MATERIAL FOR THIS EXERCISE
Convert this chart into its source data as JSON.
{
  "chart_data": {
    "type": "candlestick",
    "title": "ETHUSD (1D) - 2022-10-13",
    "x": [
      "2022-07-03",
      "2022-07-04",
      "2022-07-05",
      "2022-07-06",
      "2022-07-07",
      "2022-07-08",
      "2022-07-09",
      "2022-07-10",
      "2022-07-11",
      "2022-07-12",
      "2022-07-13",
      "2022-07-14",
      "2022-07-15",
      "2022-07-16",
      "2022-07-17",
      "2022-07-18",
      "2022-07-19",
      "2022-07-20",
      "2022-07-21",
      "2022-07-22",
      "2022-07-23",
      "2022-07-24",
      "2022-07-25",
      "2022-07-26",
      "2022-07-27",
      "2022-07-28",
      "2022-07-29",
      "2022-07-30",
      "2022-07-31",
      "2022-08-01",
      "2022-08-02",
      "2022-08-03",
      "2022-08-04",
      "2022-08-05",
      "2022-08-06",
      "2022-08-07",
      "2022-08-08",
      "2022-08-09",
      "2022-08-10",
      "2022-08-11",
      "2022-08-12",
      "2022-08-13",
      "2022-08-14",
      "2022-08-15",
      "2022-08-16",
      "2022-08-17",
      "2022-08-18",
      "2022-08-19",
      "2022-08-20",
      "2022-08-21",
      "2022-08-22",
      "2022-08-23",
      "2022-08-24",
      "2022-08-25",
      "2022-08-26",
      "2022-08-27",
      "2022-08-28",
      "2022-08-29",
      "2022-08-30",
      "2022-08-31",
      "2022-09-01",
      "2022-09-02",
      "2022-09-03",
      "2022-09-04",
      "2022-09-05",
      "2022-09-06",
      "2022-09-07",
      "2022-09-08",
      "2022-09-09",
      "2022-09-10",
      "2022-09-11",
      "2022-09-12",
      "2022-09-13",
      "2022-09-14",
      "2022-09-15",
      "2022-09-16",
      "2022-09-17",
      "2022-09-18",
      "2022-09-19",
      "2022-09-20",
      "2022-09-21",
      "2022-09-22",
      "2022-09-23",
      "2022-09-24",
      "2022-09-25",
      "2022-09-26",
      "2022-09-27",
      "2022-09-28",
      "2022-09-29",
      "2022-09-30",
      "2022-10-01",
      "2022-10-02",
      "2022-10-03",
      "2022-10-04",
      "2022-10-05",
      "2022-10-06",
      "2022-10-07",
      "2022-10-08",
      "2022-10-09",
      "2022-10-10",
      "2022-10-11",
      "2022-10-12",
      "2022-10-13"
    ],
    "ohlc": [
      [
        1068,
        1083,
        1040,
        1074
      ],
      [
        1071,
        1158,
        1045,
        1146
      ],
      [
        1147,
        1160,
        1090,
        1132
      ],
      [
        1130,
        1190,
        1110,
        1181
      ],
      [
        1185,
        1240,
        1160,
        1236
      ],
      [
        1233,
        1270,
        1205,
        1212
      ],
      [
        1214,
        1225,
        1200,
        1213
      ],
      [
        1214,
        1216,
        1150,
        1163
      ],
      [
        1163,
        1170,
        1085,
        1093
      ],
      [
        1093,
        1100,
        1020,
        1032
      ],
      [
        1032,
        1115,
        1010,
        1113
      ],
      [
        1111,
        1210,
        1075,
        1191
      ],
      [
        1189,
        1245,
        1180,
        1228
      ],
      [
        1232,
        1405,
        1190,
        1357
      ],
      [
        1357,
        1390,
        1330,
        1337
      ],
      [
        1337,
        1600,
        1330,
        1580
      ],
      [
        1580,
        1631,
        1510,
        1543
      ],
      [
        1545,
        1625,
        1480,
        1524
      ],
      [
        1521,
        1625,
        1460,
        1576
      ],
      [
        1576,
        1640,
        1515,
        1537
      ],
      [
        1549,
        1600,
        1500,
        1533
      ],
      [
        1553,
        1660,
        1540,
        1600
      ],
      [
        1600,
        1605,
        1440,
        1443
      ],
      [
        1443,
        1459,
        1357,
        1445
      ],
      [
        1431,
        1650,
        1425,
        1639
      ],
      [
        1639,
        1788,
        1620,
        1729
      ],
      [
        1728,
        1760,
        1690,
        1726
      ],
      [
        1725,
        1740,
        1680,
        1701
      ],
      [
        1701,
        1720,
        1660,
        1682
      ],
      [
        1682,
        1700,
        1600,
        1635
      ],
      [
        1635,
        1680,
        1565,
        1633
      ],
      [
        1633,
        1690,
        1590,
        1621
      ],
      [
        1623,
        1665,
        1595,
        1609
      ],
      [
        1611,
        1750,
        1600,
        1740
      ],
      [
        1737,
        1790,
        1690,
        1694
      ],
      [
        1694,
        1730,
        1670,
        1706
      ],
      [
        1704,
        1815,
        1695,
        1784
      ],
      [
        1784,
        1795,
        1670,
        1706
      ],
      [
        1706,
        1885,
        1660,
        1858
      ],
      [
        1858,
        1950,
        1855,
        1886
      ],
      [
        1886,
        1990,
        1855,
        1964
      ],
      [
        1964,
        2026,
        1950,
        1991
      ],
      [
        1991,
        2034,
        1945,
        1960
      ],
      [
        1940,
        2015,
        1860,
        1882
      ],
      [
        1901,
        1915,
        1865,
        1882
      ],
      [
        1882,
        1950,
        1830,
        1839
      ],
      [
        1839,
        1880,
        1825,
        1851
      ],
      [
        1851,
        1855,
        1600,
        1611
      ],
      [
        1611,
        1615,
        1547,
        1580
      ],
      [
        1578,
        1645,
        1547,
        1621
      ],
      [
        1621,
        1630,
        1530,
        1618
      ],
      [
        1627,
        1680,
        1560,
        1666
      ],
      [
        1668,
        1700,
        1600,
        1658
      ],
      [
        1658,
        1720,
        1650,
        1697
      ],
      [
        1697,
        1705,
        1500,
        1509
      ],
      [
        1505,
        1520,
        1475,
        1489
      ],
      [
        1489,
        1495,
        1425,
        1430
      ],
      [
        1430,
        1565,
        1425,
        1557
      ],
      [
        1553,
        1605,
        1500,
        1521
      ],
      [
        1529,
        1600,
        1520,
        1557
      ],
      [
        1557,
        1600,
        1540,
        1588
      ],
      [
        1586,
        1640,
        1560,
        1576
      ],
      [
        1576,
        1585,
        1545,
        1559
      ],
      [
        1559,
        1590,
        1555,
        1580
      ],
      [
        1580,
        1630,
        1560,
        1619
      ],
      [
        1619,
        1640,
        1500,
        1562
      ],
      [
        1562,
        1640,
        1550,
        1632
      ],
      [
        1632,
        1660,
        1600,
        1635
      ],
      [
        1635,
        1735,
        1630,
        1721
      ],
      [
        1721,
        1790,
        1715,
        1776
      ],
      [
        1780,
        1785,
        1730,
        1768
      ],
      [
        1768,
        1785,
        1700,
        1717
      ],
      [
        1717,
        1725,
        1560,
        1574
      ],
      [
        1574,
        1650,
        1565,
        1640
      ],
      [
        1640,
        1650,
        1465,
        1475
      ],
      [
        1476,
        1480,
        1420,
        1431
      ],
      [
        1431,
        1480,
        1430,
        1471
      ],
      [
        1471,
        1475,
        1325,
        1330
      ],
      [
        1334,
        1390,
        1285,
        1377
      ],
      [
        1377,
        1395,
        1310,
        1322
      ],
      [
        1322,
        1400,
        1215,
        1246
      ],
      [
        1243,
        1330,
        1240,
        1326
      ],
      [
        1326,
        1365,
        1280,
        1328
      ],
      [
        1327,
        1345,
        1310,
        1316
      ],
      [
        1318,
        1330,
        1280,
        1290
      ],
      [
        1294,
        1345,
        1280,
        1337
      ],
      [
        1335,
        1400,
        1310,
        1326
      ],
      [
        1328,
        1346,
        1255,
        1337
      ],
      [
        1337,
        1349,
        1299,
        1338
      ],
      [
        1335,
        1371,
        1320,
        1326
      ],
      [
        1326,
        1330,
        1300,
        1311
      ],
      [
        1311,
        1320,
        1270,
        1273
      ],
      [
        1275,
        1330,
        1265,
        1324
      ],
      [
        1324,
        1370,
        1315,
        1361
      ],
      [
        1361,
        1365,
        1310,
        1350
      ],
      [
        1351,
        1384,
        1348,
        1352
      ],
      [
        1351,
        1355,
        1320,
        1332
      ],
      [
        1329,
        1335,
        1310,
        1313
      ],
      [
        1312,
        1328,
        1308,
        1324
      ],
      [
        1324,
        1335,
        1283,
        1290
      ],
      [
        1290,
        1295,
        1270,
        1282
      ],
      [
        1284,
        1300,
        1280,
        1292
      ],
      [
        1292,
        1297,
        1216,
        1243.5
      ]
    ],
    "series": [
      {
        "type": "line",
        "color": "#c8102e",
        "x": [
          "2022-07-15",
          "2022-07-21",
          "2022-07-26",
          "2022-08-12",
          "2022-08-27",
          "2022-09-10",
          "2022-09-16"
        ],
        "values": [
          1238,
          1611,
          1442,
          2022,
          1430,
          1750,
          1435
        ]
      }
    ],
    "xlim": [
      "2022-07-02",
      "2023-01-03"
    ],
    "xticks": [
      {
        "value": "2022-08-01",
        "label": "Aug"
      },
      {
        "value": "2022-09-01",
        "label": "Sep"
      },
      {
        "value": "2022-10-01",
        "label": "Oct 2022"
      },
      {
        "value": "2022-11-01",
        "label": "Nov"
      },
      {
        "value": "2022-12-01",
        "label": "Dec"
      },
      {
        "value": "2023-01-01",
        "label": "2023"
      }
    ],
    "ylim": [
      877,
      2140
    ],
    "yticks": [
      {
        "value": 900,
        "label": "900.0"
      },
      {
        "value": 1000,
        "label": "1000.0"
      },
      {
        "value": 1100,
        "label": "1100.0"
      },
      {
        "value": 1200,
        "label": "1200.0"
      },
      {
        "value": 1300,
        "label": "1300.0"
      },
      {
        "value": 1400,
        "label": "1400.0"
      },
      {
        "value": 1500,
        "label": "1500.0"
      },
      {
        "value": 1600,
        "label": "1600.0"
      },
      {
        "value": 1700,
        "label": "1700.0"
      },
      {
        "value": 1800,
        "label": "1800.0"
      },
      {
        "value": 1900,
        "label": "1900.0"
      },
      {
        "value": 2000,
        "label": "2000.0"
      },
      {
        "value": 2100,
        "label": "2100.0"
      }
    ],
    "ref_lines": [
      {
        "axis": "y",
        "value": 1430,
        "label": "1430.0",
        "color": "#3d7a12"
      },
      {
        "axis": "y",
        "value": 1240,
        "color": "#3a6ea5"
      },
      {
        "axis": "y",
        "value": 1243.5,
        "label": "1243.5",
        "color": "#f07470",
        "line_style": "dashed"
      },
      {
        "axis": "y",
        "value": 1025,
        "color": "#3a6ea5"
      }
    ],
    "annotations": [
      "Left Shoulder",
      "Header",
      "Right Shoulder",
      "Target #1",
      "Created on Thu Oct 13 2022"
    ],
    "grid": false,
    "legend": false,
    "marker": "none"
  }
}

TASK DETAILS
Find the lines containing "color" and pull them out.

FINISHED ANSWER
        "color": "#c8102e",
        "color": "#3d7a12"
        "color": "#3a6ea5"
        "color": "#f07470",
        "color": "#3a6ea5"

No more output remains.